■ The task ■
Go through each line of the records below and count those with the word "image"; give only the total.

■ Exercise data ■
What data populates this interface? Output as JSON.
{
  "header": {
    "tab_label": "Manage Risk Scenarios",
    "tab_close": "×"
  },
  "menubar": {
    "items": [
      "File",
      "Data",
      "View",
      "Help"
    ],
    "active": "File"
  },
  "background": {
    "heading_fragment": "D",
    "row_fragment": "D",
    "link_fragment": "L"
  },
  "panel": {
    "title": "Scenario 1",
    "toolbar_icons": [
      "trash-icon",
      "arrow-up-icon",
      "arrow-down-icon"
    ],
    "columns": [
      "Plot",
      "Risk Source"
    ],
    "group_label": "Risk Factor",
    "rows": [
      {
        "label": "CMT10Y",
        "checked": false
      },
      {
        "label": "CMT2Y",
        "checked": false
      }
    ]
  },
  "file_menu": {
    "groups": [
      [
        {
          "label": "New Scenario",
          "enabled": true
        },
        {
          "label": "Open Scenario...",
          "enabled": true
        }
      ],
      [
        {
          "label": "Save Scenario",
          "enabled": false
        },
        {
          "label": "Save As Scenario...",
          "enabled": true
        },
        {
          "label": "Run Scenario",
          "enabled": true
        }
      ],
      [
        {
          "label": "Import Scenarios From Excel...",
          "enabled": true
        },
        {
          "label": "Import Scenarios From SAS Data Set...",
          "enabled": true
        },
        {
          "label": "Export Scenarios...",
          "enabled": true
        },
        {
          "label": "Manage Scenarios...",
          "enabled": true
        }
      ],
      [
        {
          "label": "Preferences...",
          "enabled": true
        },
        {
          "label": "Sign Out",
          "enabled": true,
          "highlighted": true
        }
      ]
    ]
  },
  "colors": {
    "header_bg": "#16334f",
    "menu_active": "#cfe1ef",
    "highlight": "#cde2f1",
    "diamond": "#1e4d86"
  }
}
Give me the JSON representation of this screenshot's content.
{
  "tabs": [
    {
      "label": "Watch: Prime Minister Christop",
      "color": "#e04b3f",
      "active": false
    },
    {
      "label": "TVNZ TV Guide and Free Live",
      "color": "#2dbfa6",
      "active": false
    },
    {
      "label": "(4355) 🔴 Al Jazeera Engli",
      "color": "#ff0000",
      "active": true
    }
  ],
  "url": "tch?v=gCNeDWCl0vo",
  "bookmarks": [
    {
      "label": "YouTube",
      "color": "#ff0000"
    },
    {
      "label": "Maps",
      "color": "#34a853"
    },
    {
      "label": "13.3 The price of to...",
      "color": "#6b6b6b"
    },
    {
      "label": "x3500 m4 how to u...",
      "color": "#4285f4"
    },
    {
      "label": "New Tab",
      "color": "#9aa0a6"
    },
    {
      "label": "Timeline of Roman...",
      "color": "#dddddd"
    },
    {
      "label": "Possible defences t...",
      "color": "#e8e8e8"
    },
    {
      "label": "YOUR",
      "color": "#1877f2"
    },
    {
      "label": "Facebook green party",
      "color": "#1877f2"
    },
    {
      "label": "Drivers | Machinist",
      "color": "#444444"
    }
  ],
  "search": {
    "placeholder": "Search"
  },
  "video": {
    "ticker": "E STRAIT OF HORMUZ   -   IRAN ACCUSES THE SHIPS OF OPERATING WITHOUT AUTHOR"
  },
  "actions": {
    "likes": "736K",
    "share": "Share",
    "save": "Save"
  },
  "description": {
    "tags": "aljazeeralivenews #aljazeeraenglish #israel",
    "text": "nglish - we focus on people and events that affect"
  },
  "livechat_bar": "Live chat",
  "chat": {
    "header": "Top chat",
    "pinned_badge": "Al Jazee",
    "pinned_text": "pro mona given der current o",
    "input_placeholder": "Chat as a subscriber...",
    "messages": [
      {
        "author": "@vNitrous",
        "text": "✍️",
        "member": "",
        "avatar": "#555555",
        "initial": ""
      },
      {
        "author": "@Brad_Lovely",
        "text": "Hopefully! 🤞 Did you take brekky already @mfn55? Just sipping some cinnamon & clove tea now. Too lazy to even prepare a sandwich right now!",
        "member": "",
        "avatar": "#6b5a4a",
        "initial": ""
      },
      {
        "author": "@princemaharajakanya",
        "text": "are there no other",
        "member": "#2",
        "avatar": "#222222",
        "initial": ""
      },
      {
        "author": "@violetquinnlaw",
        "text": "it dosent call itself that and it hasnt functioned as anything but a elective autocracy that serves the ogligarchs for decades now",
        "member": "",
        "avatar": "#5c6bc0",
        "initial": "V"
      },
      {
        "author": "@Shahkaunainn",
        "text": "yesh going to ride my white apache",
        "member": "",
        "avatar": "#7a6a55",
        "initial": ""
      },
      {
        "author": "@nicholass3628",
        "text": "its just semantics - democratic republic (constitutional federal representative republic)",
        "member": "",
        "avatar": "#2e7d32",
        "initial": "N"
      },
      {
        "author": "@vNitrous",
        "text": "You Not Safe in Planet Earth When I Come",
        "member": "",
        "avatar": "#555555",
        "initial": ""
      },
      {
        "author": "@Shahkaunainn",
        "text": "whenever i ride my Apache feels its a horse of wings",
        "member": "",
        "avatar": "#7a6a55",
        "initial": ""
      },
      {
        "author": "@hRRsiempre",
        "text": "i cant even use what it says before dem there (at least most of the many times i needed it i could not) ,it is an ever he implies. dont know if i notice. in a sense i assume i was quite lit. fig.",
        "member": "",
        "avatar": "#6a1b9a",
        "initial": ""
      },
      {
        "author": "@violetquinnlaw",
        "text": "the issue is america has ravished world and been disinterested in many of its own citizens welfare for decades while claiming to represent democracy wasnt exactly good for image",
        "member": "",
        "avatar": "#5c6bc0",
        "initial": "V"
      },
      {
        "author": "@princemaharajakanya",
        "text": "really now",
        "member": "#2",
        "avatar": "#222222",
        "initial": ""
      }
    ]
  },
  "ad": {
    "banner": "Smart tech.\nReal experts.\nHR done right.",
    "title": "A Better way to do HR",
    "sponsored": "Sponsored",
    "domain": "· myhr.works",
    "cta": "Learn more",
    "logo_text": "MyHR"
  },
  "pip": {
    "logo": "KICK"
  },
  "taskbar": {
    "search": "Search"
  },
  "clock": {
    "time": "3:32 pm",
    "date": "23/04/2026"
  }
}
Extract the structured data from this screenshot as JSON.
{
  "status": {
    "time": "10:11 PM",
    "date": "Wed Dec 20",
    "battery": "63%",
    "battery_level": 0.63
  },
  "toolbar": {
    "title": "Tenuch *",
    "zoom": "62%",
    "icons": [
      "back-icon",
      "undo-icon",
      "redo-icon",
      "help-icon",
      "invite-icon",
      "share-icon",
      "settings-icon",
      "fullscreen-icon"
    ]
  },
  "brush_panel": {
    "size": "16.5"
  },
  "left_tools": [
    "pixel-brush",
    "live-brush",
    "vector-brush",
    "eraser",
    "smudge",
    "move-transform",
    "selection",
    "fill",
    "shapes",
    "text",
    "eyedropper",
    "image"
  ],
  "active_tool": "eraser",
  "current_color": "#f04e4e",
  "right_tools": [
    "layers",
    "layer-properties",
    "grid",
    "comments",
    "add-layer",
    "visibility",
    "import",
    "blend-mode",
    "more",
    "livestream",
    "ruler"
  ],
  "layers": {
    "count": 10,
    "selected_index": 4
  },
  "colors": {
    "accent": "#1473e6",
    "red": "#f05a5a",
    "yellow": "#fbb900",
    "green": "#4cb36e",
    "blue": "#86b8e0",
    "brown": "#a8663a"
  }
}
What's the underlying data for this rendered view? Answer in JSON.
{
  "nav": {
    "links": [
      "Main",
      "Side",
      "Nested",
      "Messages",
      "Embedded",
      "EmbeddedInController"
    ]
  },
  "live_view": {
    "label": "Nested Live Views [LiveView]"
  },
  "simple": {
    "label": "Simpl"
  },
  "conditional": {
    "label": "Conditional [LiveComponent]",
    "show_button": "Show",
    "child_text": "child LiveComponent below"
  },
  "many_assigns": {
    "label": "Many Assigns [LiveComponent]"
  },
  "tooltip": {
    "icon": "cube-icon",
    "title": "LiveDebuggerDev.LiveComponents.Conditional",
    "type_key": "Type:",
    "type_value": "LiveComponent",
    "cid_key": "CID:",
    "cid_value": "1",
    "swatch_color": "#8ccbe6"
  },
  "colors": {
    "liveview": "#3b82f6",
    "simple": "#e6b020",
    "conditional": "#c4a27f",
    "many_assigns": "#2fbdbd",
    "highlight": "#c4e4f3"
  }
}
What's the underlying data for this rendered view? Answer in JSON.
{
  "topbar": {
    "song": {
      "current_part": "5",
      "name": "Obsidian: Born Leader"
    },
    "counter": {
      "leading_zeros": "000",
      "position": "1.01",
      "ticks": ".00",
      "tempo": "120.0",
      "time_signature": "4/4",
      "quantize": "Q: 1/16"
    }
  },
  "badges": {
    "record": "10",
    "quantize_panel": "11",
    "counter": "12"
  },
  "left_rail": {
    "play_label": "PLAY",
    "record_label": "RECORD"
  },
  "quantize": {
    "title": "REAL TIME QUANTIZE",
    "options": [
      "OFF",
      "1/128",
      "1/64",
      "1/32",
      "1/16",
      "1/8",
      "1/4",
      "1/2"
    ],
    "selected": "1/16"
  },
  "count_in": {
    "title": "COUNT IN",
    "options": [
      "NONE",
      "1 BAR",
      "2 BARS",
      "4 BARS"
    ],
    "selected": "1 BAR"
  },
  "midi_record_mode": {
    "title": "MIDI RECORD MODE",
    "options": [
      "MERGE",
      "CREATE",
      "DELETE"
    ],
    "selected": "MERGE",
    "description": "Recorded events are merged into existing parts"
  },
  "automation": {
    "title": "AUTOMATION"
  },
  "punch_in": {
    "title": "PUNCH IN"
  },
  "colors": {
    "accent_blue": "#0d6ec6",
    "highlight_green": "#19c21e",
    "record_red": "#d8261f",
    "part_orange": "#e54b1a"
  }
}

■ Output of the task ■
2